Written exercise: Copy every line of the entries that includes the word "right".

Stored records:
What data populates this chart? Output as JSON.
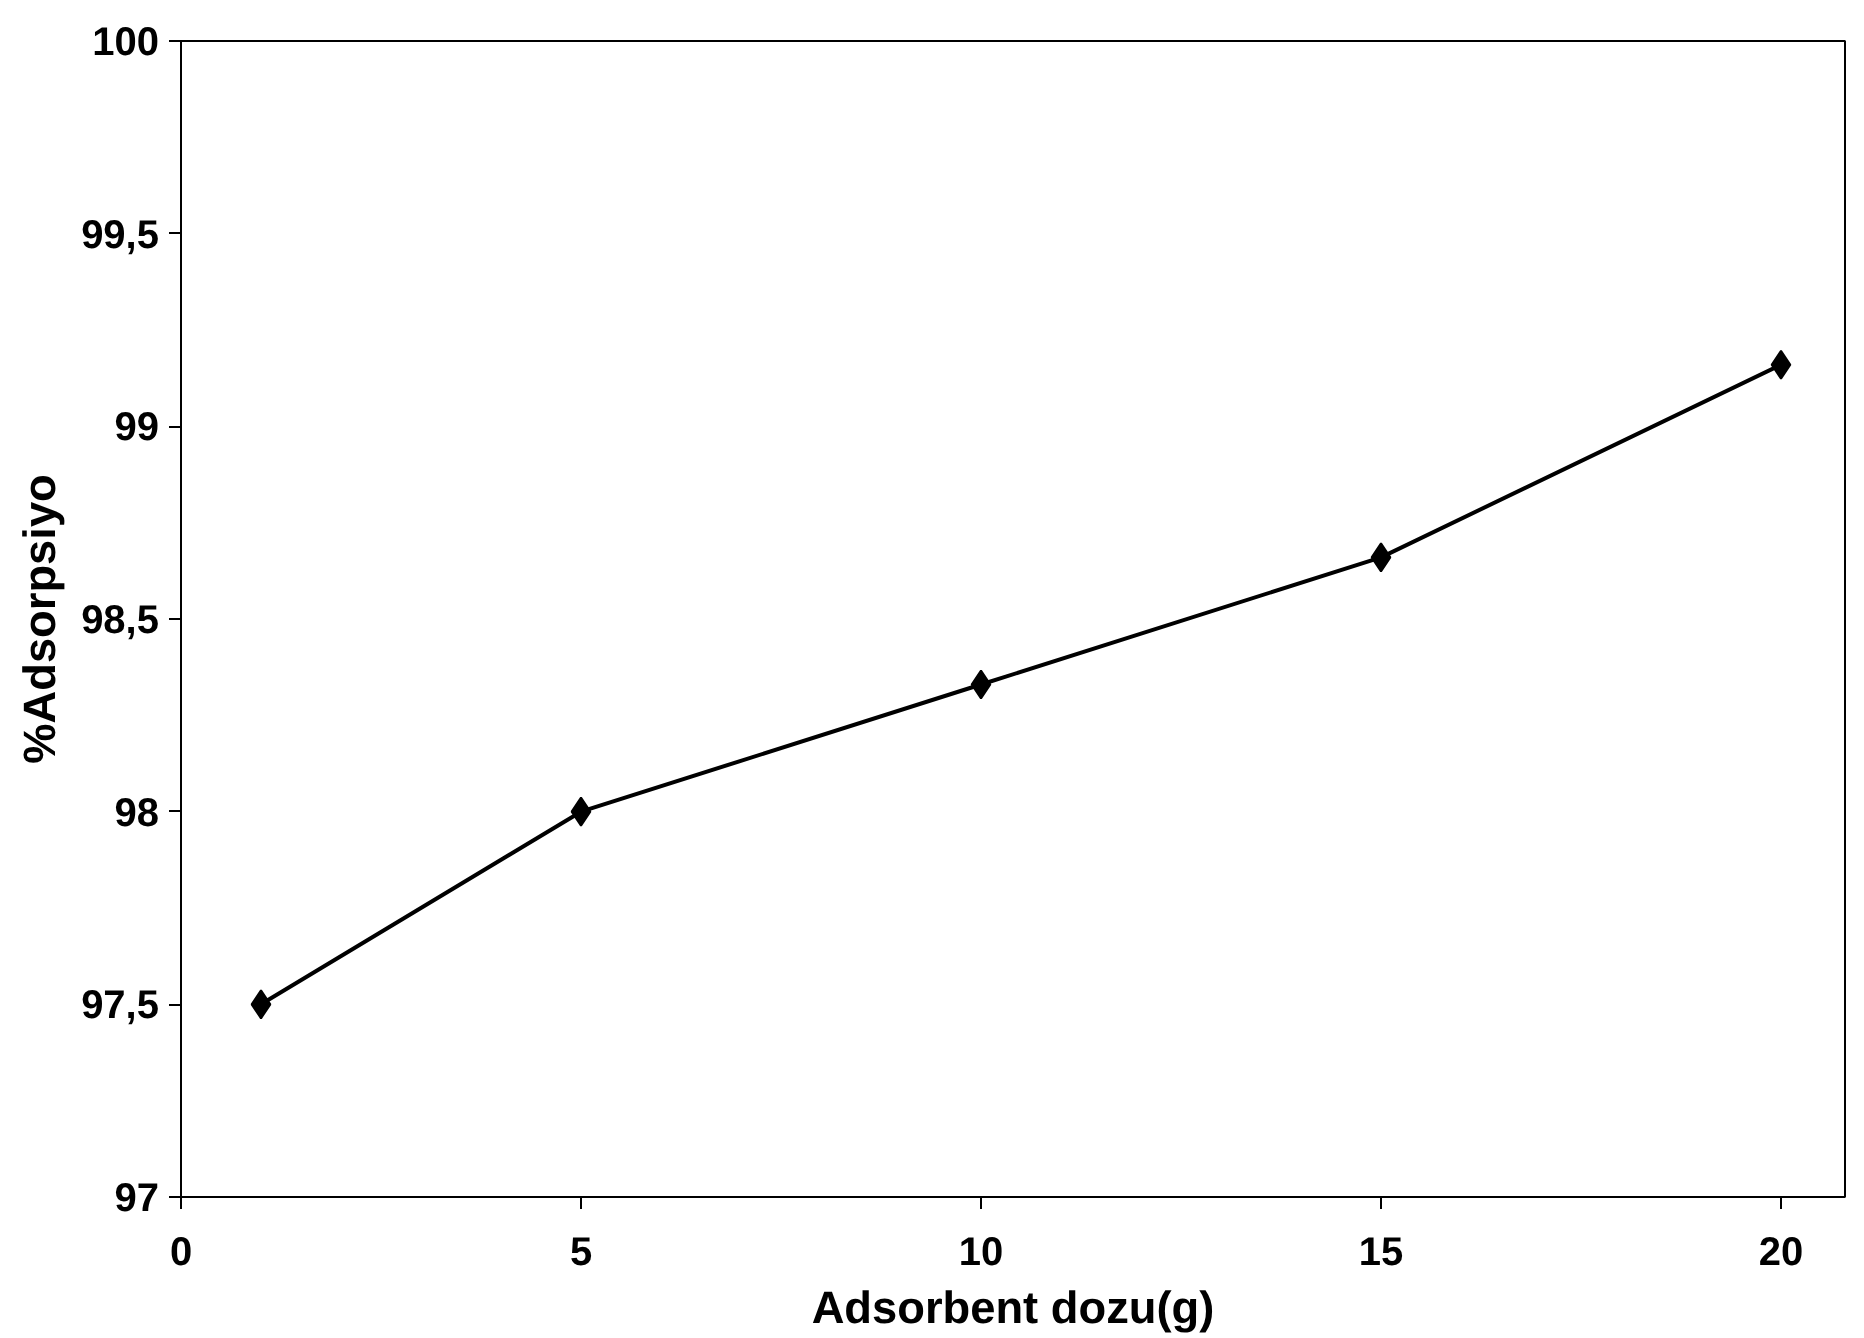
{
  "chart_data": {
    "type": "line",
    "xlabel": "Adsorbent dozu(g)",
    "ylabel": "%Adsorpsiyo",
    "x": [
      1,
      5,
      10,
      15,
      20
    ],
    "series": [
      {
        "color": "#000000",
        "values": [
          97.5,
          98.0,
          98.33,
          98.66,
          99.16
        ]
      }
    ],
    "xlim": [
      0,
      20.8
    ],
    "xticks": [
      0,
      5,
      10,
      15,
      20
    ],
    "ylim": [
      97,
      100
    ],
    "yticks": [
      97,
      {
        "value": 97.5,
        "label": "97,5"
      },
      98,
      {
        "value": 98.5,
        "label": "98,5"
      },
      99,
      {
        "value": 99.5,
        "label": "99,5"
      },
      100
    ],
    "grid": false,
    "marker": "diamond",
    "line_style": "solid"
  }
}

...

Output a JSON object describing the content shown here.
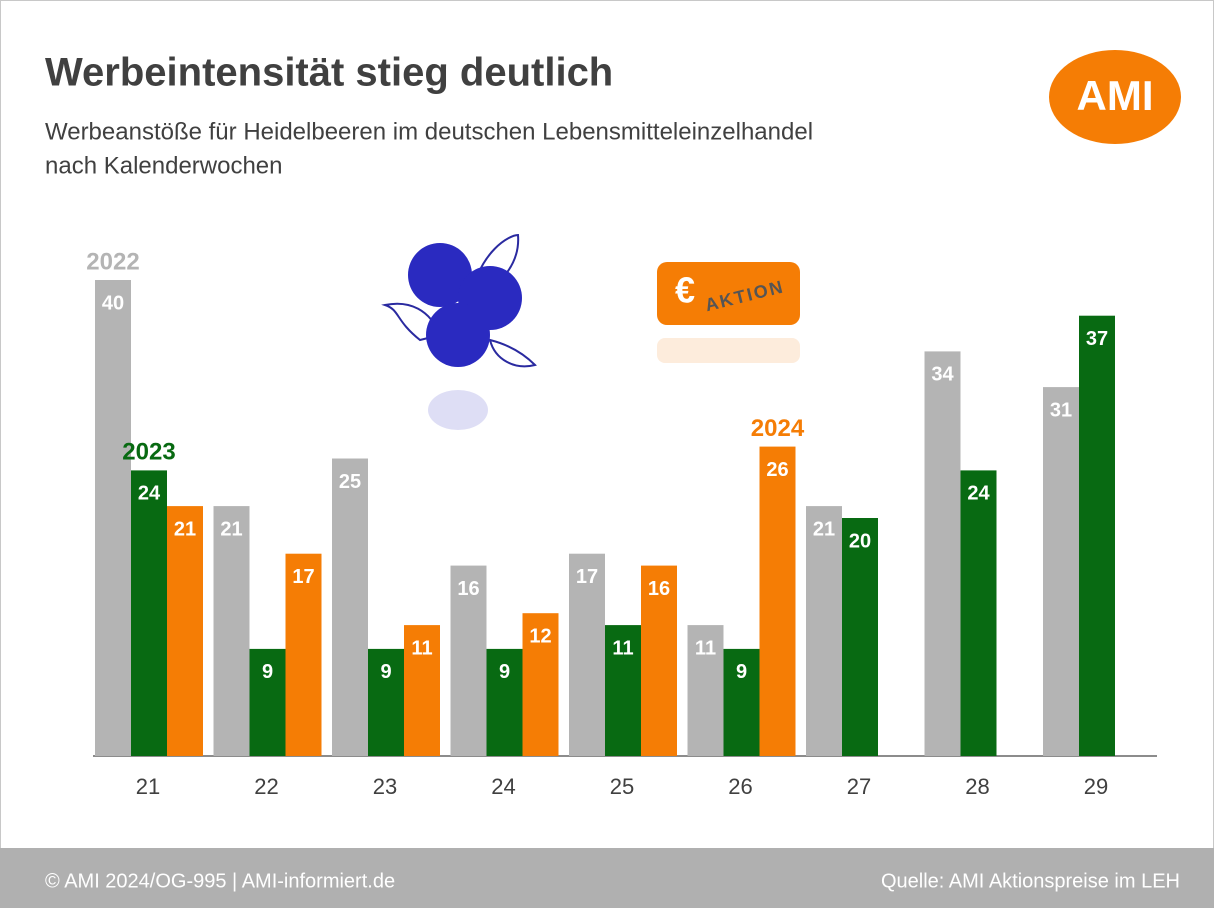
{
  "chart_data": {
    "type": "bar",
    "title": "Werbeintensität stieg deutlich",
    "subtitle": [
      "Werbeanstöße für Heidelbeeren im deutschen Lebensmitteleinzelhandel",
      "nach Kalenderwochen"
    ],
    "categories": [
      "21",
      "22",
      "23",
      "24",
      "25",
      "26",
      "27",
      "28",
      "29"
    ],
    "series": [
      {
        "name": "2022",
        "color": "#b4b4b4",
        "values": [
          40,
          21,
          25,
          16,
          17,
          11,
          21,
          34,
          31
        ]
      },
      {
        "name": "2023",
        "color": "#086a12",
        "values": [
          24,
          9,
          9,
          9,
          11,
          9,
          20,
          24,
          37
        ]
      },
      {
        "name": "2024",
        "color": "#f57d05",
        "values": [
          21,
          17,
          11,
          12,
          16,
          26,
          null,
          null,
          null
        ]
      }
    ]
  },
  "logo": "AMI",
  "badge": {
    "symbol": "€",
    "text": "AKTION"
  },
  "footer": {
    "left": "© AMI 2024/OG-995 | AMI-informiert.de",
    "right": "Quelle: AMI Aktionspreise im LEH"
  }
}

...

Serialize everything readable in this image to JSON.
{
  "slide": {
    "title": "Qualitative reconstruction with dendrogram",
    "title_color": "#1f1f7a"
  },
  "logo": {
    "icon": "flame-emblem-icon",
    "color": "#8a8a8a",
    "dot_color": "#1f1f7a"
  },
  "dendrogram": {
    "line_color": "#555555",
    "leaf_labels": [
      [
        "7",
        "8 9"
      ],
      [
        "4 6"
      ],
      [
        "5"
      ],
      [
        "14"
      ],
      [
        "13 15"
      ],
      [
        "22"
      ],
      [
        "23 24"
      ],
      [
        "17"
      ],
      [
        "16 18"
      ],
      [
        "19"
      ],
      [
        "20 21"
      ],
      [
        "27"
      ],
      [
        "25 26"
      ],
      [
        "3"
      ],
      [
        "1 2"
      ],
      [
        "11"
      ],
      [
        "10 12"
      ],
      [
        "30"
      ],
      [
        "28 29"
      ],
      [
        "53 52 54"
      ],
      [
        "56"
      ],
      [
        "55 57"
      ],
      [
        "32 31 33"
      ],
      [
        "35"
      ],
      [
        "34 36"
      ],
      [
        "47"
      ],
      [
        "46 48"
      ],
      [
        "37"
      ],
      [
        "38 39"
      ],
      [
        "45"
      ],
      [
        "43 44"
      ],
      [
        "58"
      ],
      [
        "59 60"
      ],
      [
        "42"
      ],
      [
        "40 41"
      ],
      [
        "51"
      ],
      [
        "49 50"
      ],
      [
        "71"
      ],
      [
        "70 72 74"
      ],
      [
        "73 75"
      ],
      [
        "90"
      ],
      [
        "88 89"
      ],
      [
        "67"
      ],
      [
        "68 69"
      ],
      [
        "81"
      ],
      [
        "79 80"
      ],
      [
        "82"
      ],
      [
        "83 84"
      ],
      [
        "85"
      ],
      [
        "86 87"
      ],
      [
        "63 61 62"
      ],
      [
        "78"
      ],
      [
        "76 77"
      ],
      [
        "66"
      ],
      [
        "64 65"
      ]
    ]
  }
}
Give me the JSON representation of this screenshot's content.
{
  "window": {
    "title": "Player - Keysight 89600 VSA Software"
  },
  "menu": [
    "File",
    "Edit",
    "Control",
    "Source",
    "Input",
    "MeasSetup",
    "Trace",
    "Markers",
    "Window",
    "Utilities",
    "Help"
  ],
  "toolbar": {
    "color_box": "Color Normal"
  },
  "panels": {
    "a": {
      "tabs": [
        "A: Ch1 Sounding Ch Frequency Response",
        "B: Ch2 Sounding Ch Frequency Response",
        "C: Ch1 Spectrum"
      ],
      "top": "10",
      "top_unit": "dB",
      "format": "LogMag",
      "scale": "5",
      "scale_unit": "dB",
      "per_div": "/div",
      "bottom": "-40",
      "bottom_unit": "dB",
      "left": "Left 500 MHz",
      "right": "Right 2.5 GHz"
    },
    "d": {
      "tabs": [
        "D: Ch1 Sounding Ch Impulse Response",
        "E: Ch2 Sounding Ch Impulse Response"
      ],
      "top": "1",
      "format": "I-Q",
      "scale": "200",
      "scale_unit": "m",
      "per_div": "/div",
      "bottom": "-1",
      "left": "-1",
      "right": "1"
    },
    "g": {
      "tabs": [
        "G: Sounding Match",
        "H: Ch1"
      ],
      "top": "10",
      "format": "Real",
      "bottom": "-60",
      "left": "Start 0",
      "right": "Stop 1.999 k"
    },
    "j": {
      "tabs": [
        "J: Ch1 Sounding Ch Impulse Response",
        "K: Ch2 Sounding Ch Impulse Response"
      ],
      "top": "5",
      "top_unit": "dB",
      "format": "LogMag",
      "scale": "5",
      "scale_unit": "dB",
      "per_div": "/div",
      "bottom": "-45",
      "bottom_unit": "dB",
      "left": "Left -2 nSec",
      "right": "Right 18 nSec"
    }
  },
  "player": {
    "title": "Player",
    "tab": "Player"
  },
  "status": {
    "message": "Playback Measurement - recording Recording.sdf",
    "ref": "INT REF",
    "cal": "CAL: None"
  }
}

Task solution:
    "right": "Quelle: AMI Aktionspreise im LEH"
      "right": "Right 2.5 GHz"
      "right": "1"
      "right": "Stop 1.999 k"
      "right": "Right 18 nSec"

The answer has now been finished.